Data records
§
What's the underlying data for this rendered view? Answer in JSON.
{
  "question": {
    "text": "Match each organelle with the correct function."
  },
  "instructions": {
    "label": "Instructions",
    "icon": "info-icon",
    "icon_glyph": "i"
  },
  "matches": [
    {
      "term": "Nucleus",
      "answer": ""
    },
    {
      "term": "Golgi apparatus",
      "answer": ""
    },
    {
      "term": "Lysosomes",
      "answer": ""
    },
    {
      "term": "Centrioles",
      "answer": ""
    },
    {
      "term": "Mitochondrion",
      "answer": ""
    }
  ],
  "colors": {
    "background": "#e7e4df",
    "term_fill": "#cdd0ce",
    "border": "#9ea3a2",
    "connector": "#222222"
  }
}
§
> [WORK TO DO]
Set all of the records down again, exactly as they stand.

> [CORRECT RESPONSE]
What's the underlying data for this rendered view? Answer in JSON.
{
  "question": {
    "text": "Match each organelle with the correct function."
  },
  "instructions": {
    "label": "Instructions",
    "icon": "info-icon",
    "icon_glyph": "i"
  },
  "matches": [
    {
      "term": "Nucleus",
      "answer": ""
    },
    {
      "term": "Golgi apparatus",
      "answer": ""
    },
    {
      "term": "Lysosomes",
      "answer": ""
    },
    {
      "term": "Centrioles",
      "answer": ""
    },
    {
      "term": "Mitochondrion",
      "answer": ""
    }
  ],
  "colors": {
    "background": "#e7e4df",
    "term_fill": "#cdd0ce",
    "border": "#9ea3a2",
    "connector": "#222222"
  }
}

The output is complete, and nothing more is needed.